> **Requirement**: For the entries that follow, give the number of lines holding the string "transportvagnen" and nothing more.

> **Information**:
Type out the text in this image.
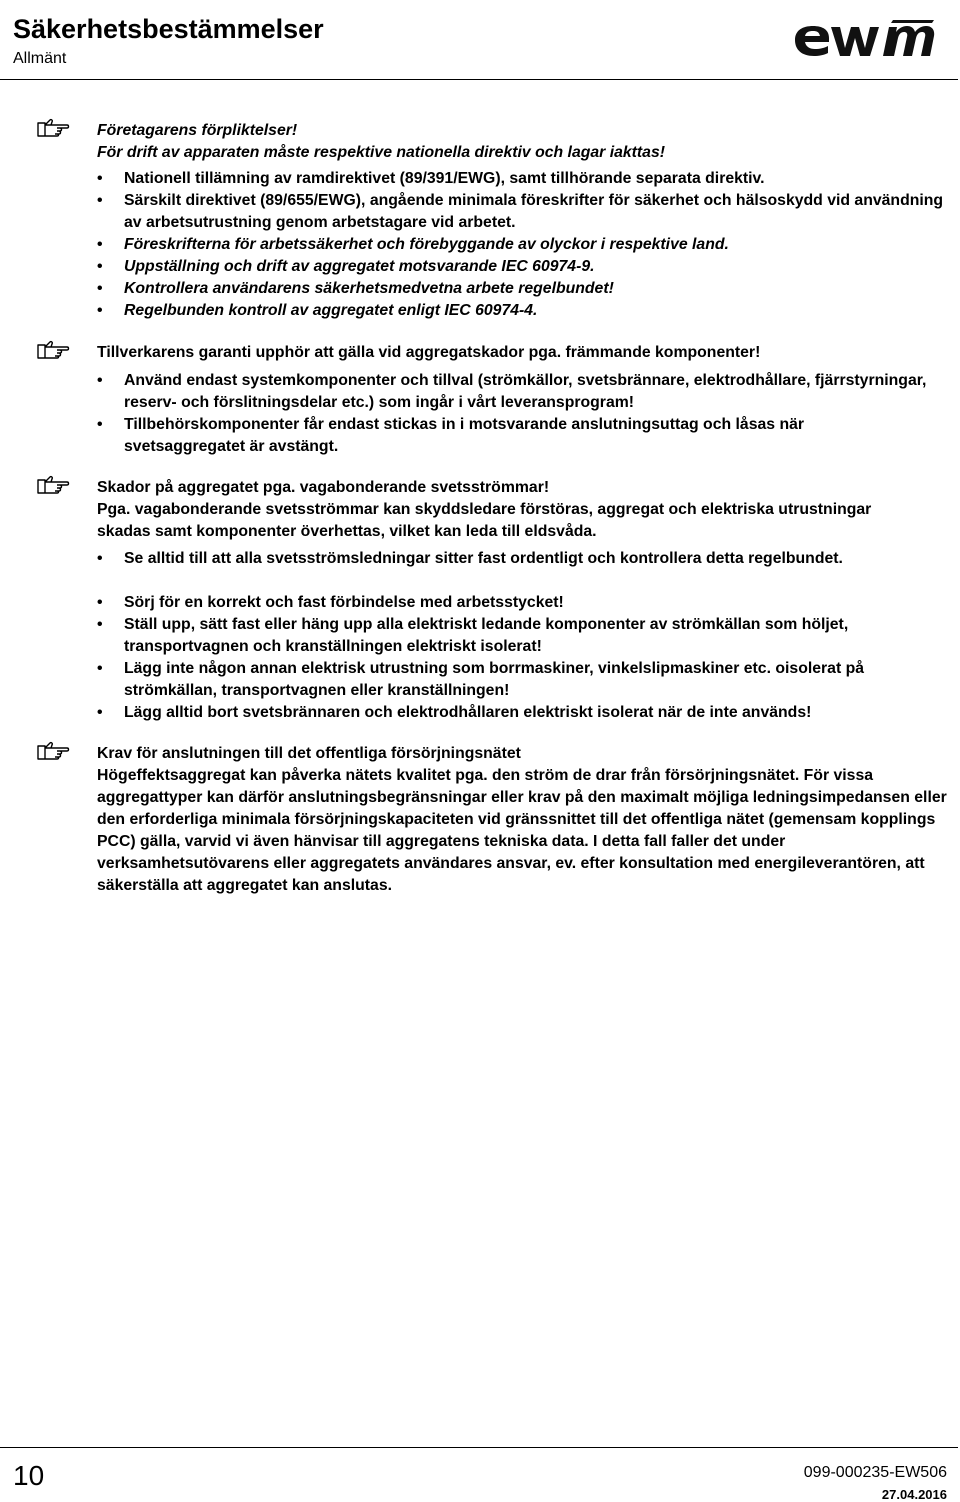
Säkerhetsbestämmelser
Allmänt
Företagarens förpliktelser!
För drift av apparaten måste respektive nationella direktiv och lagar iakttas!
• Nationell tillämning av ramdirektivet (89/391/EWG), samt tillhörande separata direktiv.
• Särskilt direktivet (89/655/EWG), angående minimala föreskrifter för säkerhet och hälsoskydd vid användning av arbetsutrustning genom arbetstagare vid arbetet.
• Föreskrifterna för arbetssäkerhet och förebyggande av olyckor i respektive land.
• Uppställning och drift av aggregatet motsvarande IEC 60974-9.
• Kontrollera användarens säkerhetsmedvetna arbete regelbundet!
• Regelbunden kontroll av aggregatet enligt IEC 60974-4.
Tillverkarens garanti upphör att gälla vid aggregatskador pga. främmande komponenter!
• Använd endast systemkomponenter och tillval (strömkällor, svetsbrännare, elektrodhållare, fjärrstyrningar, reserv- och förslitningsdelar etc.) som ingår i vårt leveransprogram!
• Tillbehörskomponenter får endast stickas in i motsvarande anslutningsuttag och låsas när svetsaggregatet är avstängt.
Skador på aggregatet pga. vagabonderande svetsströmmar!
Pga. vagabonderande svetsströmmar kan skyddsledare förstöras, aggregat och elektriska utrustningar skadas samt komponenter överhettas, vilket kan leda till eldsvåda.
• Se alltid till att alla svetsströmsledningar sitter fast ordentligt och kontrollera detta regelbundet.
• Sörj för en korrekt och fast förbindelse med arbetsstycket!
• Ställ upp, sätt fast eller häng upp alla elektriskt ledande komponenter av strömkällan som höljet, transportvagnen och kranställningen elektriskt isolerat!
• Lägg inte någon annan elektrisk utrustning som borrmaskiner, vinkelslipmaskiner etc. oisolerat på strömkällan, transportvagnen eller kranställningen!
• Lägg alltid bort svetsbrännaren och elektrodhållaren elektriskt isolerat när de inte används!
Krav för anslutningen till det offentliga försörjningsnätet
Högeffektsaggregat kan påverka nätets kvalitet pga. den ström de drar från försörjningsnätet. För vissa aggregattyper kan därför anslutningsbegränsningar eller krav på den maximalt möjliga ledningsimpedansen eller den erforderliga minimala försörjningskapaciteten vid gränssnittet till det offentliga nätet (gemensam kopplings PCC) gälla, varvid vi även hänvisar till aggregatens tekniska data. I detta fall faller det under verksamhetsutövarens eller aggregatets användares ansvar, ev. efter konsultation med energileverantören, att säkerställa att aggregatet kan anslutas.
10	099-000235-EW506
27.04.2016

> **Task result**: 2